**GIVEN INSTRUCTION**
Scan the records below for lines with the word "life", then state how many you find and nothing else.

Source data
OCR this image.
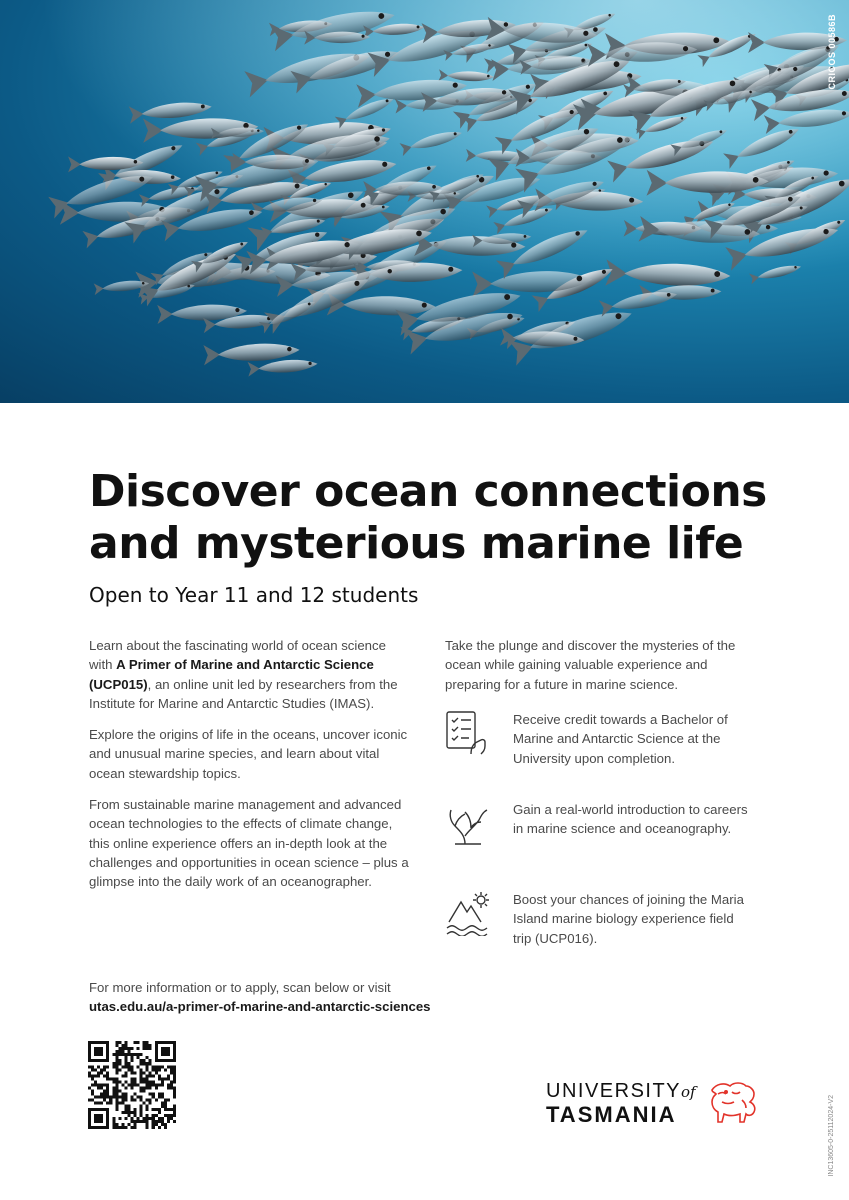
CRICOS 00586B
Discover ocean connections and mysterious marine life

Open to Year 11 and 12 students

Learn about the fascinating world of ocean science with A Primer of Marine and Antarctic Science (UCP015), an online unit led by researchers from the Institute for Marine and Antarctic Studies (IMAS).

Explore the origins of life in the oceans, uncover iconic and unusual marine species, and learn about vital ocean stewardship topics.

From sustainable marine management and advanced ocean technologies to the effects of climate change, this online experience offers an in-depth look at the challenges and opportunities in ocean science – plus a glimpse into the daily work of an oceanographer.

Take the plunge and discover the mysteries of the ocean while gaining valuable experience and preparing for a future in marine science.

Receive credit towards a Bachelor of Marine and Antarctic Science at the University upon completion.

Gain a real-world introduction to careers in marine science and oceanography.

Boost your chances of joining the Maria Island marine biology experience field trip (UCP016).

For more information or to apply, scan below or visit

utas.edu.au/a-primer-of-marine-and-antarctic-sciences

UNIVERSITYof
TASMANIA	INC13605-0-25112024-V2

**WRITTEN RESPONSE**
2